■ DATA EXCERPTS ■
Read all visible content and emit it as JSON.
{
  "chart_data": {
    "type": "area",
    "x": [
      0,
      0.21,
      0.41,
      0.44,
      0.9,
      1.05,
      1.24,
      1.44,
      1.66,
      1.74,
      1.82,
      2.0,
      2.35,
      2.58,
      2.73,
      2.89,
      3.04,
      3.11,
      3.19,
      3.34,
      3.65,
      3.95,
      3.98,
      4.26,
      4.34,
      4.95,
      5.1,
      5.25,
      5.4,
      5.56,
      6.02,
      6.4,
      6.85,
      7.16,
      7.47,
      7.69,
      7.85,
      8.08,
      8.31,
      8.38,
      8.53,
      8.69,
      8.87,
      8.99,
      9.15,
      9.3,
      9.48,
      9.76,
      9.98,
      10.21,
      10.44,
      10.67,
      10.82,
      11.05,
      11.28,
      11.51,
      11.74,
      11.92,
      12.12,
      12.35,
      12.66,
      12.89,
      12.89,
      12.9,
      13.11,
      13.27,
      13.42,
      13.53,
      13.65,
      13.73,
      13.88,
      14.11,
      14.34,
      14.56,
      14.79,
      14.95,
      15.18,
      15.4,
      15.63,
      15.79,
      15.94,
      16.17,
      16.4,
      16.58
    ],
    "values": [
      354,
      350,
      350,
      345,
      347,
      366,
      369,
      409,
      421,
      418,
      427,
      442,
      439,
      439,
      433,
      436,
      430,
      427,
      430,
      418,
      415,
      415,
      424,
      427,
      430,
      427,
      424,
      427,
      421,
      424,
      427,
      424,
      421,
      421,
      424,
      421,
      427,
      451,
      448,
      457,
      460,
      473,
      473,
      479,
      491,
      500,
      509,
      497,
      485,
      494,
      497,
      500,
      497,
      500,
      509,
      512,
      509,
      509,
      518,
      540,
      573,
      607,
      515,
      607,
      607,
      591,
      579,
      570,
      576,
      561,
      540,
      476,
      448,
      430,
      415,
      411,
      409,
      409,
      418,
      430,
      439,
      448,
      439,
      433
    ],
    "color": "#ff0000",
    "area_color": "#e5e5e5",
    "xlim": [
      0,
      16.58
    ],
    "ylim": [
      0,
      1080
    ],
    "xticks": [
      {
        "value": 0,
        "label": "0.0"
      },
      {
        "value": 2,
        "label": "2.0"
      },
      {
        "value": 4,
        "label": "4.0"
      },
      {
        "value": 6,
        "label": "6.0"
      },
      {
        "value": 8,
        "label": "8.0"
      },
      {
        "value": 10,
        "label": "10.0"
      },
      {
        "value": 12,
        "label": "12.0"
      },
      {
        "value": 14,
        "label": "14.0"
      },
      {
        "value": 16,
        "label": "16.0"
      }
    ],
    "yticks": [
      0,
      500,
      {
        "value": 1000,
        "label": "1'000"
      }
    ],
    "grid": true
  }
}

■ DIRECTIONS FOR THIS TASK ■
Quote every record above exactly.

■ TASK RESPONSE ■
Read all visible content and emit it as JSON.
{
  "chart_data": {
    "type": "area",
    "x": [
      0,
      0.21,
      0.41,
      0.44,
      0.9,
      1.05,
      1.24,
      1.44,
      1.66,
      1.74,
      1.82,
      2.0,
      2.35,
      2.58,
      2.73,
      2.89,
      3.04,
      3.11,
      3.19,
      3.34,
      3.65,
      3.95,
      3.98,
      4.26,
      4.34,
      4.95,
      5.1,
      5.25,
      5.4,
      5.56,
      6.02,
      6.4,
      6.85,
      7.16,
      7.47,
      7.69,
      7.85,
      8.08,
      8.31,
      8.38,
      8.53,
      8.69,
      8.87,
      8.99,
      9.15,
      9.3,
      9.48,
      9.76,
      9.98,
      10.21,
      10.44,
      10.67,
      10.82,
      11.05,
      11.28,
      11.51,
      11.74,
      11.92,
      12.12,
      12.35,
      12.66,
      12.89,
      12.89,
      12.9,
      13.11,
      13.27,
      13.42,
      13.53,
      13.65,
      13.73,
      13.88,
      14.11,
      14.34,
      14.56,
      14.79,
      14.95,
      15.18,
      15.4,
      15.63,
      15.79,
      15.94,
      16.17,
      16.4,
      16.58
    ],
    "values": [
      354,
      350,
      350,
      345,
      347,
      366,
      369,
      409,
      421,
      418,
      427,
      442,
      439,
      439,
      433,
      436,
      430,
      427,
      430,
      418,
      415,
      415,
      424,
      427,
      430,
      427,
      424,
      427,
      421,
      424,
      427,
      424,
      421,
      421,
      424,
      421,
      427,
      451,
      448,
      457,
      460,
      473,
      473,
      479,
      491,
      500,
      509,
      497,
      485,
      494,
      497,
      500,
      497,
      500,
      509,
      512,
      509,
      509,
      518,
      540,
      573,
      607,
      515,
      607,
      607,
      591,
      579,
      570,
      576,
      561,
      540,
      476,
      448,
      430,
      415,
      411,
      409,
      409,
      418,
      430,
      439,
      448,
      439,
      433
    ],
    "color": "#ff0000",
    "area_color": "#e5e5e5",
    "xlim": [
      0,
      16.58
    ],
    "ylim": [
      0,
      1080
    ],
    "xticks": [
      {
        "value": 0,
        "label": "0.0"
      },
      {
        "value": 2,
        "label": "2.0"
      },
      {
        "value": 4,
        "label": "4.0"
      },
      {
        "value": 6,
        "label": "6.0"
      },
      {
        "value": 8,
        "label": "8.0"
      },
      {
        "value": 10,
        "label": "10.0"
      },
      {
        "value": 12,
        "label": "12.0"
      },
      {
        "value": 14,
        "label": "14.0"
      },
      {
        "value": 16,
        "label": "16.0"
      }
    ],
    "yticks": [
      0,
      500,
      {
        "value": 1000,
        "label": "1'000"
      }
    ],
    "grid": true
  }
}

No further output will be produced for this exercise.